:: WHAT IS BEING ASKED ::
Extract each line holding the word "label" from the entries.

:: ROWS ::
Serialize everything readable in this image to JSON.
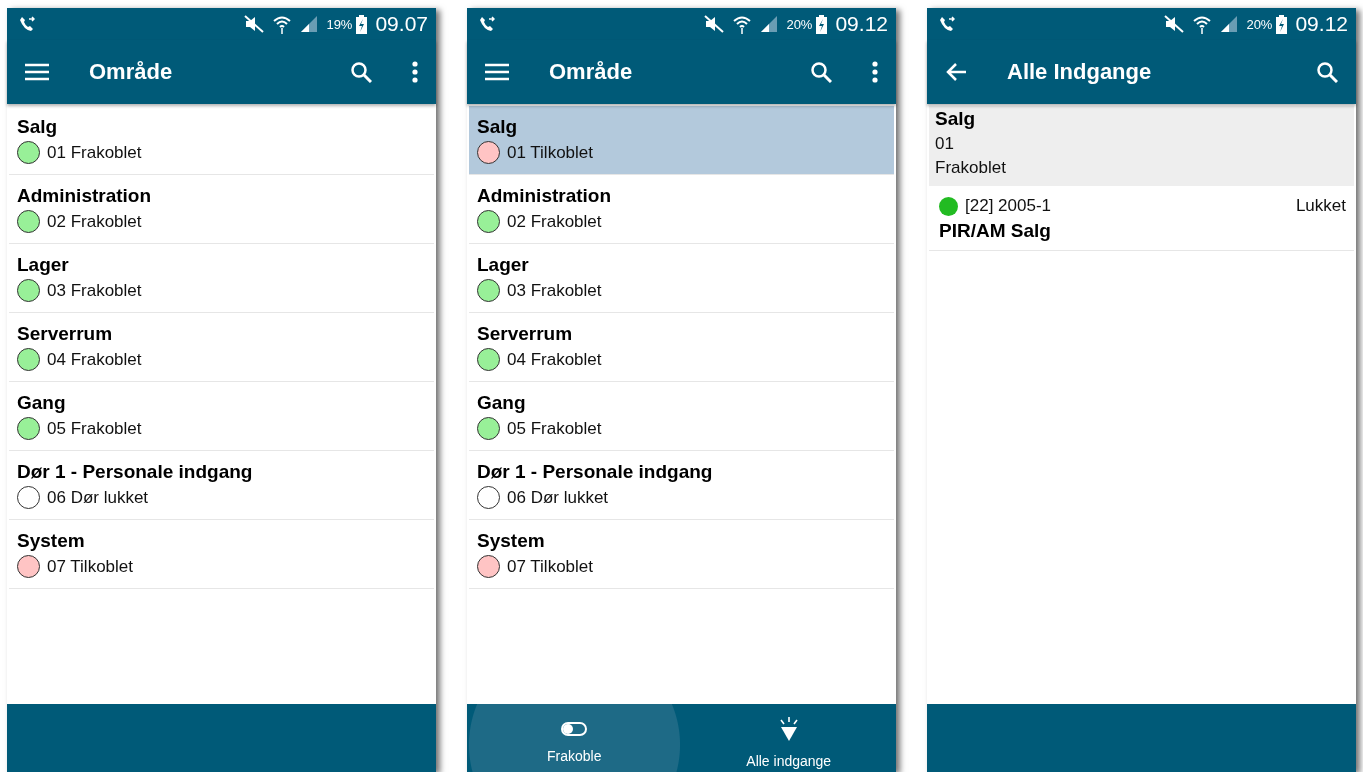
{
  "screens": [
    {
      "status_bar": {
        "battery": "19%",
        "time": "09.07"
      },
      "app_bar": {
        "nav": {
          "kind": "menu"
        },
        "title": "Område",
        "actions": [
          {
            "kind": "search"
          },
          {
            "kind": "more"
          }
        ]
      },
      "areas": [
        {
          "name": "Salg",
          "status": "01 Frakoblet",
          "color": "#98f098",
          "selected": false
        },
        {
          "name": "Administration",
          "status": "02 Frakoblet",
          "color": "#98f098",
          "selected": false
        },
        {
          "name": "Lager",
          "status": "03 Frakoblet",
          "color": "#98f098",
          "selected": false
        },
        {
          "name": "Serverrum",
          "status": "04 Frakoblet",
          "color": "#98f098",
          "selected": false
        },
        {
          "name": "Gang",
          "status": "05 Frakoblet",
          "color": "#98f098",
          "selected": false
        },
        {
          "name": "Dør 1 - Personale indgang",
          "status": "06 Dør lukket",
          "color": "#ffffff",
          "selected": false
        },
        {
          "name": "System",
          "status": "07 Tilkoblet",
          "color": "#ffc4c4",
          "selected": false
        }
      ]
    },
    {
      "status_bar": {
        "battery": "20%",
        "time": "09.12"
      },
      "app_bar": {
        "nav": {
          "kind": "menu"
        },
        "title": "Område",
        "actions": [
          {
            "kind": "search"
          },
          {
            "kind": "more"
          }
        ]
      },
      "areas": [
        {
          "name": "Salg",
          "status": "01 Tilkoblet",
          "color": "#ffc4c4",
          "selected": true
        },
        {
          "name": "Administration",
          "status": "02 Frakoblet",
          "color": "#98f098",
          "selected": false
        },
        {
          "name": "Lager",
          "status": "03 Frakoblet",
          "color": "#98f098",
          "selected": false
        },
        {
          "name": "Serverrum",
          "status": "04 Frakoblet",
          "color": "#98f098",
          "selected": false
        },
        {
          "name": "Gang",
          "status": "05 Frakoblet",
          "color": "#98f098",
          "selected": false
        },
        {
          "name": "Dør 1 - Personale indgang",
          "status": "06 Dør lukket",
          "color": "#ffffff",
          "selected": false
        },
        {
          "name": "System",
          "status": "07 Tilkoblet",
          "color": "#ffc4c4",
          "selected": false
        }
      ],
      "bottom_actions": [
        {
          "kind": "toggle",
          "label": "Frakoble",
          "pressed": true
        },
        {
          "kind": "flashlight",
          "label": "Alle indgange",
          "pressed": false
        }
      ]
    },
    {
      "status_bar": {
        "battery": "20%",
        "time": "09.12"
      },
      "app_bar": {
        "nav": {
          "kind": "back"
        },
        "title": "Alle Indgange",
        "actions": [
          {
            "kind": "search"
          }
        ]
      },
      "header": {
        "name": "Salg",
        "number": "01",
        "status": "Frakoblet"
      },
      "entries": [
        {
          "color": "#22bb22",
          "id": "[22] 2005-1",
          "state": "Lukket",
          "name": "PIR/AM Salg"
        }
      ]
    }
  ]
}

:: SOLUTION BELOW ::
          "label": "Frakoble",
          "label": "Alle indgange",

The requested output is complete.